• EXERCISE REQUIREMENTS
Write out the data below in full, unchanged, minus the images.

────────

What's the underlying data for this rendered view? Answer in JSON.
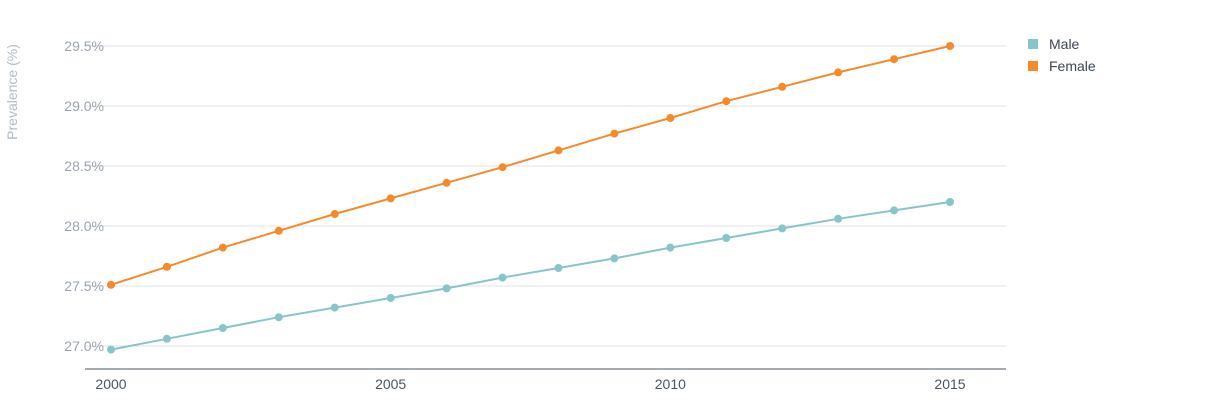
{
  "colors": {
    "male": "#88c5c8",
    "female": "#f58a2a"
  },
  "legend": {
    "items": [
      {
        "label": "Male",
        "color": "#88c5c8"
      },
      {
        "label": "Female",
        "color": "#f58a2a"
      }
    ]
  },
  "chart_data": {
    "type": "line",
    "title": "",
    "xlabel": "",
    "ylabel": "Prevalence (%)",
    "x": [
      2000,
      2001,
      2002,
      2003,
      2004,
      2005,
      2006,
      2007,
      2008,
      2009,
      2010,
      2011,
      2012,
      2013,
      2014,
      2015
    ],
    "xticks": [
      "2000",
      "2005",
      "2010",
      "2015"
    ],
    "yticks": [
      "27.0%",
      "27.5%",
      "28.0%",
      "28.5%",
      "29.0%",
      "29.5%"
    ],
    "ytick_values": [
      27.0,
      27.5,
      28.0,
      28.5,
      29.0,
      29.5
    ],
    "xlim": [
      2000,
      2016
    ],
    "ylim": [
      26.8,
      29.6
    ],
    "grid": true,
    "legend_position": "top-right",
    "series": [
      {
        "name": "Male",
        "color": "#88c5c8",
        "values": [
          26.97,
          27.06,
          27.15,
          27.24,
          27.32,
          27.4,
          27.48,
          27.57,
          27.65,
          27.73,
          27.82,
          27.9,
          27.98,
          28.06,
          28.13,
          28.2
        ]
      },
      {
        "name": "Female",
        "color": "#f58a2a",
        "values": [
          27.51,
          27.66,
          27.82,
          27.96,
          28.1,
          28.23,
          28.36,
          28.49,
          28.63,
          28.77,
          28.9,
          29.04,
          29.16,
          29.28,
          29.39,
          29.5
        ]
      }
    ]
  }
}
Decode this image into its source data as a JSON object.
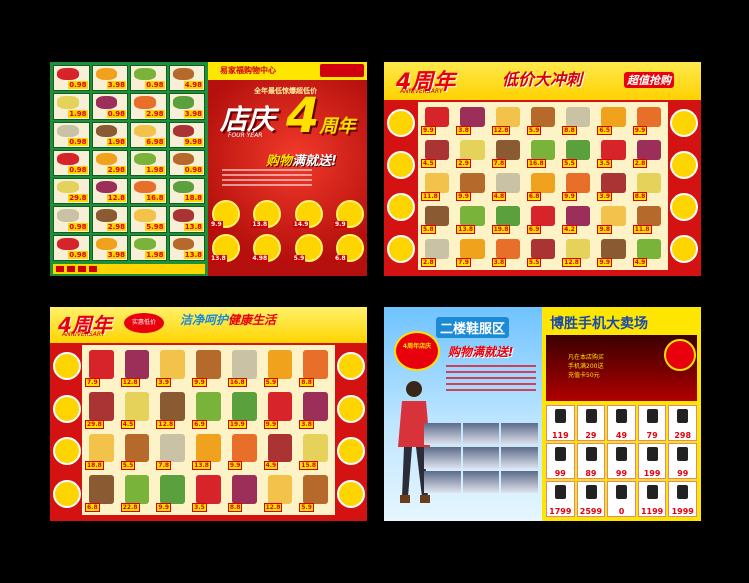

────────

• REPLY
What's the underlying data for this rendered view? Answer in JSON.
{
  "colors": {
    "male": "#88c5c8",
    "female": "#f58a2a"
  },
  "legend": {
    "items": [
      {
        "label": "Male",
        "color": "#88c5c8"
      },
      {
        "label": "Female",
        "color": "#f58a2a"
      }
    ]
  },
  "chart_data": {
    "type": "line",
    "title": "",
    "xlabel": "",
    "ylabel": "Prevalence (%)",
    "x": [
      2000,
      2001,
      2002,
      2003,
      2004,
      2005,
      2006,
      2007,
      2008,
      2009,
      2010,
      2011,
      2012,
      2013,
      2014,
      2015
    ],
    "xticks": [
      "2000",
      "2005",
      "2010",
      "2015"
    ],
    "yticks": [
      "27.0%",
      "27.5%",
      "28.0%",
      "28.5%",
      "29.0%",
      "29.5%"
    ],
    "ytick_values": [
      27.0,
      27.5,
      28.0,
      28.5,
      29.0,
      29.5
    ],
    "xlim": [
      2000,
      2016
    ],
    "ylim": [
      26.8,
      29.6
    ],
    "grid": true,
    "legend_position": "top-right",
    "series": [
      {
        "name": "Male",
        "color": "#88c5c8",
        "values": [
          26.97,
          27.06,
          27.15,
          27.24,
          27.32,
          27.4,
          27.48,
          27.57,
          27.65,
          27.73,
          27.82,
          27.9,
          27.98,
          28.06,
          28.13,
          28.2
        ]
      },
      {
        "name": "Female",
        "color": "#f58a2a",
        "values": [
          27.51,
          27.66,
          27.82,
          27.96,
          28.1,
          28.23,
          28.36,
          28.49,
          28.63,
          28.77,
          28.9,
          29.04,
          29.16,
          29.28,
          29.39,
          29.5
        ]
      }
    ]
  }
}
Decode this image into its source data as a JSON object.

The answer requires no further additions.